• _Selected text_:
Please join us for our 4th annual “circle of Women Art Exhibition”

Saturday, August 25th, 4-7

INTERFIBERS DESIGN GALLERY

on County road F (2 miles east off Hwy 42) Fish Creek, WI

(920)868-3580

 

Long time friends and artists, Wendy Carpenter and Ruth Philipon have created new artwork for their forth annual “CIRCLE OF WOMEN ART EXHIBITION,” at INTERFIBERS DESIGN GALLERY.  Ruth’s travels throughout Europe, Kenya, Egypt. Greece and Peru, combined with Wendy’s travels throughout Mexico and Guatemala, have been powerful influences on their creative art imagery and life.

 

Wendy, owner of Interfibers Design Gallery, has created a series of Huipil Wall hangings.  The most important item of a Maya woman’s costume is the huipil, which can be loosely described as a hand woven embroidery blouse. It is the huipil that identifies the Maya Indian as belonging to a particular village.

 

Wendy has recreated this traditional art form by incorporating her hand-woven fabric, mix media mask form and custom mounts…thus uniting this traditional Maya art form with her contemporary fiber-art. Wendy designed a series of Maya huipil wall-hangings from various pueblos in an array of styles and colors.  Wendy, renowned for integrating natural elements into her work, creates 3-D, mix media fiber wall sculpture.

 

Ruth Philipon, owner of Tria Gallery in Ellison Bay for 23 years, is a long standing and prominent Door County artist.  After closing the gallery in 1996 she moved to Florida, but returns to Door County often to reunite with her many fellow artists and friends.

 

Fascinated with working in dimensional possibilities for many years Ruth now stretches the properties of paper to create optical and structural images incorporating painting and collage of landscapes, botanicals, the figurative, and the mythic.  Ruth will be discussing her art work series from the Greek Island of Samos and her new botanical work inspired from her travels down the Amazon River.

 

The ladies had their first “Circle of Women” art exhibit in 2004, titled “Interweaving Art” in which they explored the possibilities of blending 2-D and 3-D backgrounds through interweaving paper, found objects and textiles.   

 

 

"JADEITE STONE AND JEWELRY EXHIBIT"
Work by lapidary artist Rigoberto Castro & jewelry designer Wendy Carpenter
July 10th, 4-7pm
Interfibers Design Gallery
County road F(1 mile east from the PAS)

• _Stated problem_: Please repeat the exhibition announcement word for word, starting with "Saturday, August 25th, 4-7" and ending after "imagery and life.".

• _Dataset content_:

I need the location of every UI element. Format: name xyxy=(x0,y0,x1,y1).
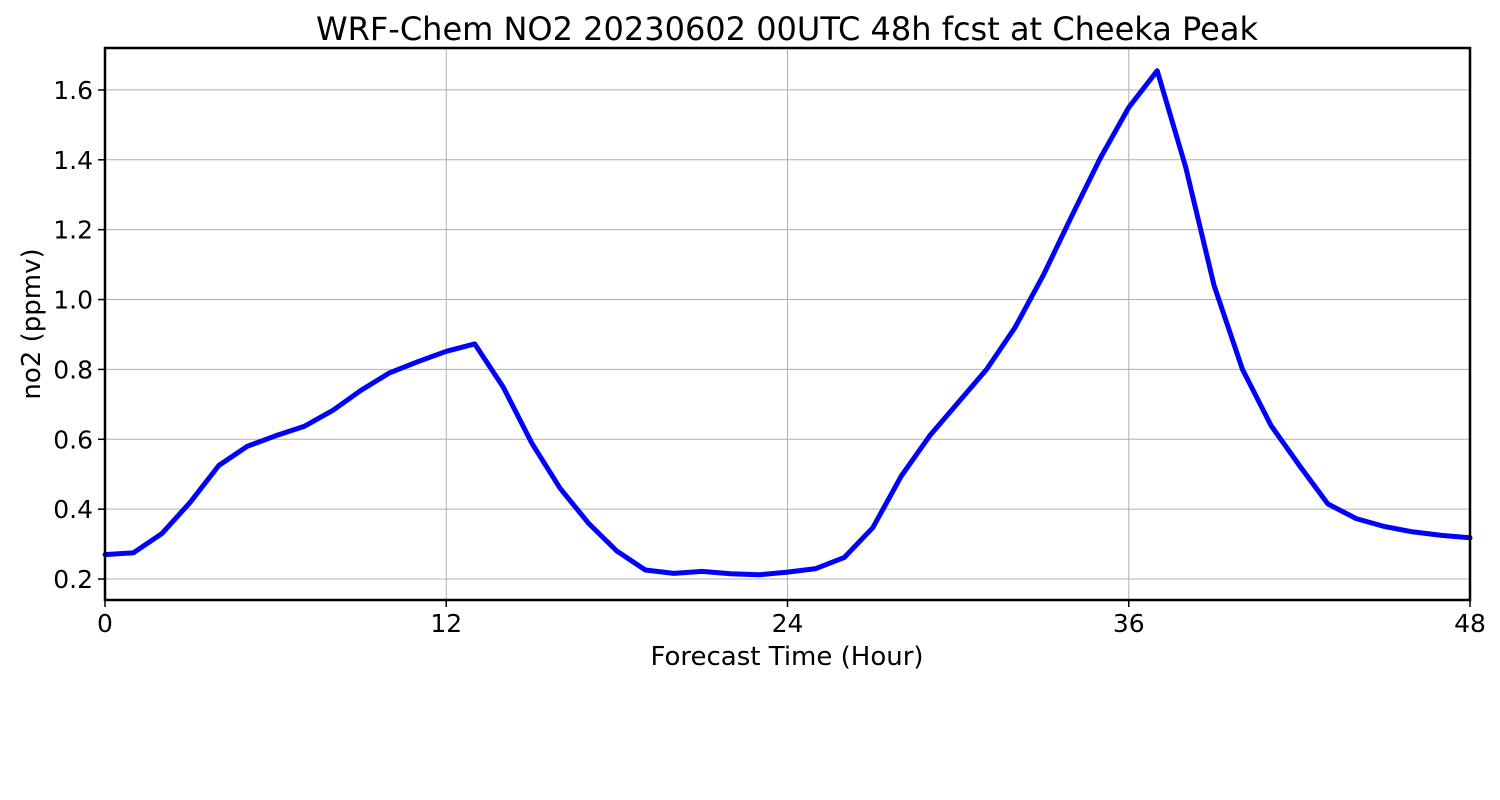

• _Right answer_:
Saturday, August 25th, 4-7

INTERFIBERS DESIGN GALLERY

on County road F (2 miles east off Hwy 42) Fish Creek, WI

(920)868-3580

 

Long time friends and artists, Wendy Carpenter and Ruth Philipon have created new artwork for their forth annual “CIRCLE OF WOMEN ART EXHIBITION,” at INTERFIBERS DESIGN GALLERY.  Ruth’s travels throughout Europe, Kenya, Egypt. Greece and Peru, combined with Wendy’s travels throughout Mexico and Guatemala, have been powerful influences on their creative art imagery and life.